Your task is to output the entries below word for word.

[Begin]

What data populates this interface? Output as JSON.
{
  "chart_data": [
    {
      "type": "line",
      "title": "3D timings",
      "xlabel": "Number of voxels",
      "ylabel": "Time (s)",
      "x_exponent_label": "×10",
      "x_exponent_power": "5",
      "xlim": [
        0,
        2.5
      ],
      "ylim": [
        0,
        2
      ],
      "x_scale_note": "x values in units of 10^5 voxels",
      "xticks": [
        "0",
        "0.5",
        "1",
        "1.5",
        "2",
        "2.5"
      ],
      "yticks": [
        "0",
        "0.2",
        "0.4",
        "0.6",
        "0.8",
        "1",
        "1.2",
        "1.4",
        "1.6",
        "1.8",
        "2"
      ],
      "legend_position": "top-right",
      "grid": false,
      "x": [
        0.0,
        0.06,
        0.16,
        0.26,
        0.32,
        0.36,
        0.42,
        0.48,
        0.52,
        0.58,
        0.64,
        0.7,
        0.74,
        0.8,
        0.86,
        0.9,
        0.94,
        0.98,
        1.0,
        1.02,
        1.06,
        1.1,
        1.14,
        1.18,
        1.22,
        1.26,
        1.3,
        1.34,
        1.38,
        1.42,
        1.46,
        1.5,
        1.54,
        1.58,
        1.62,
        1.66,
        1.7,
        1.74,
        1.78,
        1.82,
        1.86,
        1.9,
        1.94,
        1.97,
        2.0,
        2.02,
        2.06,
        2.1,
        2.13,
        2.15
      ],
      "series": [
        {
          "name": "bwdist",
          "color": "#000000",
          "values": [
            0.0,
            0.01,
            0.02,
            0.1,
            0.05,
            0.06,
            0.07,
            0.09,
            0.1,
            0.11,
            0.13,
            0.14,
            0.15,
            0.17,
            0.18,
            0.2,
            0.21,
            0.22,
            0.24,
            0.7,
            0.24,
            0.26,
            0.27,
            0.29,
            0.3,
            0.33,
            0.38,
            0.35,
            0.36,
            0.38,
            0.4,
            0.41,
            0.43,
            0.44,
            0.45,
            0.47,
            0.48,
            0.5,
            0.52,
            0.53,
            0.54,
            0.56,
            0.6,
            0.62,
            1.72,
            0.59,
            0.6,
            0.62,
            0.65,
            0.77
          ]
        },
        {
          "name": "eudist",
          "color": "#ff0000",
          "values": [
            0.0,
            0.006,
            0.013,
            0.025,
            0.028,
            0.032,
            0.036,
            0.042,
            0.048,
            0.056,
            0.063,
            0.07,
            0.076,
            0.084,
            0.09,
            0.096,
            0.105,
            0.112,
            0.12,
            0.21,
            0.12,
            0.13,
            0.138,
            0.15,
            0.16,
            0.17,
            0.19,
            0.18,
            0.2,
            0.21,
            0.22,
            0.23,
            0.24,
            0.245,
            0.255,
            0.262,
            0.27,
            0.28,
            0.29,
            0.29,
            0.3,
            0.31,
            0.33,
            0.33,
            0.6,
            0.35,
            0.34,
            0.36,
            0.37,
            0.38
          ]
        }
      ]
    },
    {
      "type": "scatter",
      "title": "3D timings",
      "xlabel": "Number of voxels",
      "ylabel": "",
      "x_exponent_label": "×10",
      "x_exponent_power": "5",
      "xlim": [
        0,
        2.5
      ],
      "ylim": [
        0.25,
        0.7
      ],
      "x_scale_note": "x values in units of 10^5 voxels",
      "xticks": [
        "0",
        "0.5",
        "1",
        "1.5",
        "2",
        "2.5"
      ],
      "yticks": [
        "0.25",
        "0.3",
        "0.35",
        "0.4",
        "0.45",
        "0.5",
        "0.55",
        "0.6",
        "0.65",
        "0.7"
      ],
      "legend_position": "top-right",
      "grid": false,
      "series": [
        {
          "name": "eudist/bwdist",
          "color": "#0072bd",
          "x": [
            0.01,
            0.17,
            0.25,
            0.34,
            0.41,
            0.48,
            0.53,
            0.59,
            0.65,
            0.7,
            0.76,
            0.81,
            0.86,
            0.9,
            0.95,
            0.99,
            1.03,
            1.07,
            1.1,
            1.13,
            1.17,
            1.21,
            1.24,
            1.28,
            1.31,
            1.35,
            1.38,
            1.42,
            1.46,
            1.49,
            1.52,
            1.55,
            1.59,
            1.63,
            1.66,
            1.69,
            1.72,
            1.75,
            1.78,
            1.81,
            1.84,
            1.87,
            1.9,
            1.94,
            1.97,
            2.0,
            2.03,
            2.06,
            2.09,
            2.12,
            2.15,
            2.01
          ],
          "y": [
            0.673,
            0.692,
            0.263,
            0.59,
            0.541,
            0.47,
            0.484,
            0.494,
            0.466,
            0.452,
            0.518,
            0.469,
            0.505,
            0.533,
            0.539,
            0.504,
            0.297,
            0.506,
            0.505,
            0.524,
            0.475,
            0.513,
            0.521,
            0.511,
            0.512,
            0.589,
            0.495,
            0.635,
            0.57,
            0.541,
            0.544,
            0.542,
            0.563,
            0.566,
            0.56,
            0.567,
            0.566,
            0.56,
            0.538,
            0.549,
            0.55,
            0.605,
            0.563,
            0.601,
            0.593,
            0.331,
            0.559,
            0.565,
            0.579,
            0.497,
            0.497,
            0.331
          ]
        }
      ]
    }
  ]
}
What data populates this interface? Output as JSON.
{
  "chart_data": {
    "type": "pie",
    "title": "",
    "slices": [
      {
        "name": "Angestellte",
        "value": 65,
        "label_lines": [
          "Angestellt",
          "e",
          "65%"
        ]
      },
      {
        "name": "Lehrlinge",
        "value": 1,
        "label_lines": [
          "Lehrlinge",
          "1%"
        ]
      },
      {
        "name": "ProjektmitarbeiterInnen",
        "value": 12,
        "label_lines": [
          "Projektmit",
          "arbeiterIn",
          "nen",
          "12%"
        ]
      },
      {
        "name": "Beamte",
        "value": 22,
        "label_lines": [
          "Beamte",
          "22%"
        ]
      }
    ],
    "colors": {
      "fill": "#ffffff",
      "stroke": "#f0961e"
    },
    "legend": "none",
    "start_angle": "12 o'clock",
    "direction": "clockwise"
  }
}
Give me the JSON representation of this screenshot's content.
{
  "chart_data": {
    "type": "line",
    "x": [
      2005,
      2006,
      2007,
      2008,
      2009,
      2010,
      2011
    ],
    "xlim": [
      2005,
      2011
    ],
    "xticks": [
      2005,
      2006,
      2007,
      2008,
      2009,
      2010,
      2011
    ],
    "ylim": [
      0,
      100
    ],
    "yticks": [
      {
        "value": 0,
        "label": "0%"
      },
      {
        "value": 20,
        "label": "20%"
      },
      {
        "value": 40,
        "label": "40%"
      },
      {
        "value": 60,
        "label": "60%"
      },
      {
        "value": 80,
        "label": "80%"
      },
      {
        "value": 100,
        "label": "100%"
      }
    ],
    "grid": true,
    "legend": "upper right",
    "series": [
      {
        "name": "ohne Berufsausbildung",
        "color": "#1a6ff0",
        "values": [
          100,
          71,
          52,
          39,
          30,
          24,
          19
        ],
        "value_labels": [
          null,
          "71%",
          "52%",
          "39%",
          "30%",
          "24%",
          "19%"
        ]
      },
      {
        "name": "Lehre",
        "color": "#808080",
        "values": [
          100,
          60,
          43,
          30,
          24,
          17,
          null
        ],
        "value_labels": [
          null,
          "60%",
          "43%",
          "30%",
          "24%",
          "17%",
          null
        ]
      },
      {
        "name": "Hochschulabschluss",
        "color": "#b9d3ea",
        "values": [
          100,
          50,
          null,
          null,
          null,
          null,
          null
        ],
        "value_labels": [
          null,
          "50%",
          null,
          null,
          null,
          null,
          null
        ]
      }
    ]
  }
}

[End]

Task answer:
What data populates this interface? Output as JSON.
{
  "chart_data": [
    {
      "type": "line",
      "title": "3D timings",
      "xlabel": "Number of voxels",
      "ylabel": "Time (s)",
      "x_exponent_label": "×10",
      "x_exponent_power": "5",
      "xlim": [
        0,
        2.5
      ],
      "ylim": [
        0,
        2
      ],
      "x_scale_note": "x values in units of 10^5 voxels",
      "xticks": [
        "0",
        "0.5",
        "1",
        "1.5",
        "2",
        "2.5"
      ],
      "yticks": [
        "0",
        "0.2",
        "0.4",
        "0.6",
        "0.8",
        "1",
        "1.2",
        "1.4",
        "1.6",
        "1.8",
        "2"
      ],
      "legend_position": "top-right",
      "grid": false,
      "x": [
        0.0,
        0.06,
        0.16,
        0.26,
        0.32,
        0.36,
        0.42,
        0.48,
        0.52,
        0.58,
        0.64,
        0.7,
        0.74,
        0.8,
        0.86,
        0.9,
        0.94,
        0.98,
        1.0,
        1.02,
        1.06,
        1.1,
        1.14,
        1.18,
        1.22,
        1.26,
        1.3,
        1.34,
        1.38,
        1.42,
        1.46,
        1.5,
        1.54,
        1.58,
        1.62,
        1.66,
        1.7,
        1.74,
        1.78,
        1.82,
        1.86,
        1.9,
        1.94,
        1.97,
        2.0,
        2.02,
        2.06,
        2.1,
        2.13,
        2.15
      ],
      "series": [
        {
          "name": "bwdist",
          "color": "#000000",
          "values": [
            0.0,
            0.01,
            0.02,
            0.1,
            0.05,
            0.06,
            0.07,
            0.09,
            0.1,
            0.11,
            0.13,
            0.14,
            0.15,
            0.17,
            0.18,
            0.2,
            0.21,
            0.22,
            0.24,
            0.7,
            0.24,
            0.26,
            0.27,
            0.29,
            0.3,
            0.33,
            0.38,
            0.35,
            0.36,
            0.38,
            0.4,
            0.41,
            0.43,
            0.44,
            0.45,
            0.47,
            0.48,
            0.5,
            0.52,
            0.53,
            0.54,
            0.56,
            0.6,
            0.62,
            1.72,
            0.59,
            0.6,
            0.62,
            0.65,
            0.77
          ]
        },
        {
          "name": "eudist",
          "color": "#ff0000",
          "values": [
            0.0,
            0.006,
            0.013,
            0.025,
            0.028,
            0.032,
            0.036,
            0.042,
            0.048,
            0.056,
            0.063,
            0.07,
            0.076,
            0.084,
            0.09,
            0.096,
            0.105,
            0.112,
            0.12,
            0.21,
            0.12,
            0.13,
            0.138,
            0.15,
            0.16,
            0.17,
            0.19,
            0.18,
            0.2,
            0.21,
            0.22,
            0.23,
            0.24,
            0.245,
            0.255,
            0.262,
            0.27,
            0.28,
            0.29,
            0.29,
            0.3,
            0.31,
            0.33,
            0.33,
            0.6,
            0.35,
            0.34,
            0.36,
            0.37,
            0.38
          ]
        }
      ]
    },
    {
      "type": "scatter",
      "title": "3D timings",
      "xlabel": "Number of voxels",
      "ylabel": "",
      "x_exponent_label": "×10",
      "x_exponent_power": "5",
      "xlim": [
        0,
        2.5
      ],
      "ylim": [
        0.25,
        0.7
      ],
      "x_scale_note": "x values in units of 10^5 voxels",
      "xticks": [
        "0",
        "0.5",
        "1",
        "1.5",
        "2",
        "2.5"
      ],
      "yticks": [
        "0.25",
        "0.3",
        "0.35",
        "0.4",
        "0.45",
        "0.5",
        "0.55",
        "0.6",
        "0.65",
        "0.7"
      ],
      "legend_position": "top-right",
      "grid": false,
      "series": [
        {
          "name": "eudist/bwdist",
          "color": "#0072bd",
          "x": [
            0.01,
            0.17,
            0.25,
            0.34,
            0.41,
            0.48,
            0.53,
            0.59,
            0.65,
            0.7,
            0.76,
            0.81,
            0.86,
            0.9,
            0.95,
            0.99,
            1.03,
            1.07,
            1.1,
            1.13,
            1.17,
            1.21,
            1.24,
            1.28,
            1.31,
            1.35,
            1.38,
            1.42,
            1.46,
            1.49,
            1.52,
            1.55,
            1.59,
            1.63,
            1.66,
            1.69,
            1.72,
            1.75,
            1.78,
            1.81,
            1.84,
            1.87,
            1.9,
            1.94,
            1.97,
            2.0,
            2.03,
            2.06,
            2.09,
            2.12,
            2.15,
            2.01
          ],
          "y": [
            0.673,
            0.692,
            0.263,
            0.59,
            0.541,
            0.47,
            0.484,
            0.494,
            0.466,
            0.452,
            0.518,
            0.469,
            0.505,
            0.533,
            0.539,
            0.504,
            0.297,
            0.506,
            0.505,
            0.524,
            0.475,
            0.513,
            0.521,
            0.511,
            0.512,
            0.589,
            0.495,
            0.635,
            0.57,
            0.541,
            0.544,
            0.542,
            0.563,
            0.566,
            0.56,
            0.567,
            0.566,
            0.56,
            0.538,
            0.549,
            0.55,
            0.605,
            0.563,
            0.601,
            0.593,
            0.331,
            0.559,
            0.565,
            0.579,
            0.497,
            0.497,
            0.331
          ]
        }
      ]
    }
  ]
}
What data populates this interface? Output as JSON.
{
  "chart_data": {
    "type": "pie",
    "title": "",
    "slices": [
      {
        "name": "Angestellte",
        "value": 65,
        "label_lines": [
          "Angestellt",
          "e",
          "65%"
        ]
      },
      {
        "name": "Lehrlinge",
        "value": 1,
        "label_lines": [
          "Lehrlinge",
          "1%"
        ]
      },
      {
        "name": "ProjektmitarbeiterInnen",
        "value": 12,
        "label_lines": [
          "Projektmit",
          "arbeiterIn",
          "nen",
          "12%"
        ]
      },
      {
        "name": "Beamte",
        "value": 22,
        "label_lines": [
          "Beamte",
          "22%"
        ]
      }
    ],
    "colors": {
      "fill": "#ffffff",
      "stroke": "#f0961e"
    },
    "legend": "none",
    "start_angle": "12 o'clock",
    "direction": "clockwise"
  }
}
Give me the JSON representation of this screenshot's content.
{
  "chart_data": {
    "type": "line",
    "x": [
      2005,
      2006,
      2007,
      2008,
      2009,
      2010,
      2011
    ],
    "xlim": [
      2005,
      2011
    ],
    "xticks": [
      2005,
      2006,
      2007,
      2008,
      2009,
      2010,
      2011
    ],
    "ylim": [
      0,
      100
    ],
    "yticks": [
      {
        "value": 0,
        "label": "0%"
      },
      {
        "value": 20,
        "label": "20%"
      },
      {
        "value": 40,
        "label": "40%"
      },
      {
        "value": 60,
        "label": "60%"
      },
      {
        "value": 80,
        "label": "80%"
      },
      {
        "value": 100,
        "label": "100%"
      }
    ],
    "grid": true,
    "legend": "upper right",
    "series": [
      {
        "name": "ohne Berufsausbildung",
        "color": "#1a6ff0",
        "values": [
          100,
          71,
          52,
          39,
          30,
          24,
          19
        ],
        "value_labels": [
          null,
          "71%",
          "52%",
          "39%",
          "30%",
          "24%",
          "19%"
        ]
      },
      {
        "name": "Lehre",
        "color": "#808080",
        "values": [
          100,
          60,
          43,
          30,
          24,
          17,
          null
        ],
        "value_labels": [
          null,
          "60%",
          "43%",
          "30%",
          "24%",
          "17%",
          null
        ]
      },
      {
        "name": "Hochschulabschluss",
        "color": "#b9d3ea",
        "values": [
          100,
          50,
          null,
          null,
          null,
          null,
          null
        ],
        "value_labels": [
          null,
          "50%",
          null,
          null,
          null,
          null,
          null
        ]
      }
    ]
  }
}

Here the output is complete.